_TASK GOAL_: Emit the entire listing verbatim.

Data records

****************

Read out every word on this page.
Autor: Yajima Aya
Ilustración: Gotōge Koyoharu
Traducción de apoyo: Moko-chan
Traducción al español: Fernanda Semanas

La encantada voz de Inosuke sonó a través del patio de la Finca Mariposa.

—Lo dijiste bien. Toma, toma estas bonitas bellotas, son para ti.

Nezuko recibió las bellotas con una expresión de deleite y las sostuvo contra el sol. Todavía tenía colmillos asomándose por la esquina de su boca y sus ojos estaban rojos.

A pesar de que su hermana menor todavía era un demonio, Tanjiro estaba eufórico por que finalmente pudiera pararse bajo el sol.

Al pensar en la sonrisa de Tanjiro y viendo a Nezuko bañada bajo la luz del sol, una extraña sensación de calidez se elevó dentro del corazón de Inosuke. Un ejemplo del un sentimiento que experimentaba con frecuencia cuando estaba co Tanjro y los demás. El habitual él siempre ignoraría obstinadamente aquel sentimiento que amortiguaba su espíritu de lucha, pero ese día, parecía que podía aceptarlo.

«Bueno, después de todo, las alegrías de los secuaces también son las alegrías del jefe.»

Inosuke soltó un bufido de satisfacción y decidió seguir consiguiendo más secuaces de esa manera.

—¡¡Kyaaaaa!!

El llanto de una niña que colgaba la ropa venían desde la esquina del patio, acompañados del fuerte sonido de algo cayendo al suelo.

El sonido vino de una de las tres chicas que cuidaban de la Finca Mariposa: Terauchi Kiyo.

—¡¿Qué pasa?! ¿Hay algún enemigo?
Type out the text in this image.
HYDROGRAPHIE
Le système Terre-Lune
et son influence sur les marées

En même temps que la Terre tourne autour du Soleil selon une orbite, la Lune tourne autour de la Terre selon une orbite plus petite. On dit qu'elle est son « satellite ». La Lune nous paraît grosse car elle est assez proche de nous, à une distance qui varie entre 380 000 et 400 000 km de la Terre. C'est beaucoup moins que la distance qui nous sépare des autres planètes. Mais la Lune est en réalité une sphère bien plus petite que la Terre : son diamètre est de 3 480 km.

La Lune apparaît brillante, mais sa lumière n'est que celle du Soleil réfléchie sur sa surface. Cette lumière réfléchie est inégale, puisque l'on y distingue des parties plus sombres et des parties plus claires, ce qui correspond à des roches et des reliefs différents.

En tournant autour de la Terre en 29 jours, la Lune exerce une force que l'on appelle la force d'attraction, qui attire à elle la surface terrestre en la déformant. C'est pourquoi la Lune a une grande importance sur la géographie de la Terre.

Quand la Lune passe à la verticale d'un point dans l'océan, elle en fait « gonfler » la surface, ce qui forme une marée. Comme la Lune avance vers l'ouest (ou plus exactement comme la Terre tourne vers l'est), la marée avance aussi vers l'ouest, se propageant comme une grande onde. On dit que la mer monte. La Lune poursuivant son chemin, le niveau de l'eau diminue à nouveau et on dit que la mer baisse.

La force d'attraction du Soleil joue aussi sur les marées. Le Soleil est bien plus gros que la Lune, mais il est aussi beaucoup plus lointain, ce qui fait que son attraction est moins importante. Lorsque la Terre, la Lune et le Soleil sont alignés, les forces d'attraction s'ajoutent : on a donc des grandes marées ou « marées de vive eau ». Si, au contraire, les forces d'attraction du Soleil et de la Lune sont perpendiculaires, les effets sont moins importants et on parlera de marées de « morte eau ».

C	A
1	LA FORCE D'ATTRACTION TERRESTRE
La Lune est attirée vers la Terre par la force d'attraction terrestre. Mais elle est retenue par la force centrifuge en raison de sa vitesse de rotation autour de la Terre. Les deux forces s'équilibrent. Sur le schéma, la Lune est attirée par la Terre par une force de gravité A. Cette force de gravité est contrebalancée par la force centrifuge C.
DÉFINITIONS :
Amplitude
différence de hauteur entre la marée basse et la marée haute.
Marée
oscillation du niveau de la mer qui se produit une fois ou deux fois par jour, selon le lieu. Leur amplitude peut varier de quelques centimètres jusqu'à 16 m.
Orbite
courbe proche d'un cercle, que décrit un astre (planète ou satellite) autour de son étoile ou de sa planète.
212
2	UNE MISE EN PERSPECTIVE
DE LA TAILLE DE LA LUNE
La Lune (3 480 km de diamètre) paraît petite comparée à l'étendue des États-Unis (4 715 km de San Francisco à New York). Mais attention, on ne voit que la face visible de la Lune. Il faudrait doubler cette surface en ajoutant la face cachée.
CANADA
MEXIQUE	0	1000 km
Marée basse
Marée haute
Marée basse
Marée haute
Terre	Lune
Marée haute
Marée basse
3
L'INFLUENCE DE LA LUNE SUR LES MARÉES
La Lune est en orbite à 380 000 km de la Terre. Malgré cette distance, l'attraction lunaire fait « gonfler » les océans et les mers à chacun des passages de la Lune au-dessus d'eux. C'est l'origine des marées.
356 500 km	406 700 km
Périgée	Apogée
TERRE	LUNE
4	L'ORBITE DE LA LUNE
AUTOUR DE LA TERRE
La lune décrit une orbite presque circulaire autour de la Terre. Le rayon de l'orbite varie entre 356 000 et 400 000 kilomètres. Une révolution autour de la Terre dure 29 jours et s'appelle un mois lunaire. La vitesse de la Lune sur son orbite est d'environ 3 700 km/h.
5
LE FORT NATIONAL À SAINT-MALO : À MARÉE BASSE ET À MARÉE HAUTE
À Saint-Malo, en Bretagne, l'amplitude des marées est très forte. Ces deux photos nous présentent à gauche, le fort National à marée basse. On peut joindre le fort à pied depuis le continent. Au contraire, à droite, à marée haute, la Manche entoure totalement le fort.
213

****************

_TASK RESPONSE_:
Read out every word on this page.
Autor: Yajima Aya
Ilustración: Gotōge Koyoharu
Traducción de apoyo: Moko-chan
Traducción al español: Fernanda Semanas

La encantada voz de Inosuke sonó a través del patio de la Finca Mariposa.

—Lo dijiste bien. Toma, toma estas bonitas bellotas, son para ti.

Nezuko recibió las bellotas con una expresión de deleite y las sostuvo contra el sol. Todavía tenía colmillos asomándose por la esquina de su boca y sus ojos estaban rojos.

A pesar de que su hermana menor todavía era un demonio, Tanjiro estaba eufórico por que finalmente pudiera pararse bajo el sol.

Al pensar en la sonrisa de Tanjiro y viendo a Nezuko bañada bajo la luz del sol, una extraña sensación de calidez se elevó dentro del corazón de Inosuke. Un ejemplo del un sentimiento que experimentaba con frecuencia cuando estaba co Tanjro y los demás. El habitual él siempre ignoraría obstinadamente aquel sentimiento que amortiguaba su espíritu de lucha, pero ese día, parecía que podía aceptarlo.

«Bueno, después de todo, las alegrías de los secuaces también son las alegrías del jefe.»

Inosuke soltó un bufido de satisfacción y decidió seguir consiguiendo más secuaces de esa manera.

—¡¡Kyaaaaa!!

El llanto de una niña que colgaba la ropa venían desde la esquina del patio, acompañados del fuerte sonido de algo cayendo al suelo.

El sonido vino de una de las tres chicas que cuidaban de la Finca Mariposa: Terauchi Kiyo.

—¡¿Qué pasa?! ¿Hay algún enemigo?
Type out the text in this image.
HYDROGRAPHIE
Le système Terre-Lune
et son influence sur les marées

En même temps que la Terre tourne autour du Soleil selon une orbite, la Lune tourne autour de la Terre selon une orbite plus petite. On dit qu'elle est son « satellite ». La Lune nous paraît grosse car elle est assez proche de nous, à une distance qui varie entre 380 000 et 400 000 km de la Terre. C'est beaucoup moins que la distance qui nous sépare des autres planètes. Mais la Lune est en réalité une sphère bien plus petite que la Terre : son diamètre est de 3 480 km.

La Lune apparaît brillante, mais sa lumière n'est que celle du Soleil réfléchie sur sa surface. Cette lumière réfléchie est inégale, puisque l'on y distingue des parties plus sombres et des parties plus claires, ce qui correspond à des roches et des reliefs différents.

En tournant autour de la Terre en 29 jours, la Lune exerce une force que l'on appelle la force d'attraction, qui attire à elle la surface terrestre en la déformant. C'est pourquoi la Lune a une grande importance sur la géographie de la Terre.

Quand la Lune passe à la verticale d'un point dans l'océan, elle en fait « gonfler » la surface, ce qui forme une marée. Comme la Lune avance vers l'ouest (ou plus exactement comme la Terre tourne vers l'est), la marée avance aussi vers l'ouest, se propageant comme une grande onde. On dit que la mer monte. La Lune poursuivant son chemin, le niveau de l'eau diminue à nouveau et on dit que la mer baisse.

La force d'attraction du Soleil joue aussi sur les marées. Le Soleil est bien plus gros que la Lune, mais il est aussi beaucoup plus lointain, ce qui fait que son attraction est moins importante. Lorsque la Terre, la Lune et le Soleil sont alignés, les forces d'attraction s'ajoutent : on a donc des grandes marées ou « marées de vive eau ». Si, au contraire, les forces d'attraction du Soleil et de la Lune sont perpendiculaires, les effets sont moins importants et on parlera de marées de « morte eau ».

C	A
1	LA FORCE D'ATTRACTION TERRESTRE
La Lune est attirée vers la Terre par la force d'attraction terrestre. Mais elle est retenue par la force centrifuge en raison de sa vitesse de rotation autour de la Terre. Les deux forces s'équilibrent. Sur le schéma, la Lune est attirée par la Terre par une force de gravité A. Cette force de gravité est contrebalancée par la force centrifuge C.
DÉFINITIONS :
Amplitude
différence de hauteur entre la marée basse et la marée haute.
Marée
oscillation du niveau de la mer qui se produit une fois ou deux fois par jour, selon le lieu. Leur amplitude peut varier de quelques centimètres jusqu'à 16 m.
Orbite
courbe proche d'un cercle, que décrit un astre (planète ou satellite) autour de son étoile ou de sa planète.
212
2	UNE MISE EN PERSPECTIVE
DE LA TAILLE DE LA LUNE
La Lune (3 480 km de diamètre) paraît petite comparée à l'étendue des États-Unis (4 715 km de San Francisco à New York). Mais attention, on ne voit que la face visible de la Lune. Il faudrait doubler cette surface en ajoutant la face cachée.
CANADA
MEXIQUE	0	1000 km
Marée basse
Marée haute
Marée basse
Marée haute
Terre	Lune
Marée haute
Marée basse
3
L'INFLUENCE DE LA LUNE SUR LES MARÉES
La Lune est en orbite à 380 000 km de la Terre. Malgré cette distance, l'attraction lunaire fait « gonfler » les océans et les mers à chacun des passages de la Lune au-dessus d'eux. C'est l'origine des marées.
356 500 km	406 700 km
Périgée	Apogée
TERRE	LUNE
4	L'ORBITE DE LA LUNE
AUTOUR DE LA TERRE
La lune décrit une orbite presque circulaire autour de la Terre. Le rayon de l'orbite varie entre 356 000 et 400 000 kilomètres. Une révolution autour de la Terre dure 29 jours et s'appelle un mois lunaire. La vitesse de la Lune sur son orbite est d'environ 3 700 km/h.
5
LE FORT NATIONAL À SAINT-MALO : À MARÉE BASSE ET À MARÉE HAUTE
À Saint-Malo, en Bretagne, l'amplitude des marées est très forte. Ces deux photos nous présentent à gauche, le fort National à marée basse. On peut joindre le fort à pied depuis le continent. Au contraire, à droite, à marée haute, la Manche entoure totalement le fort.
213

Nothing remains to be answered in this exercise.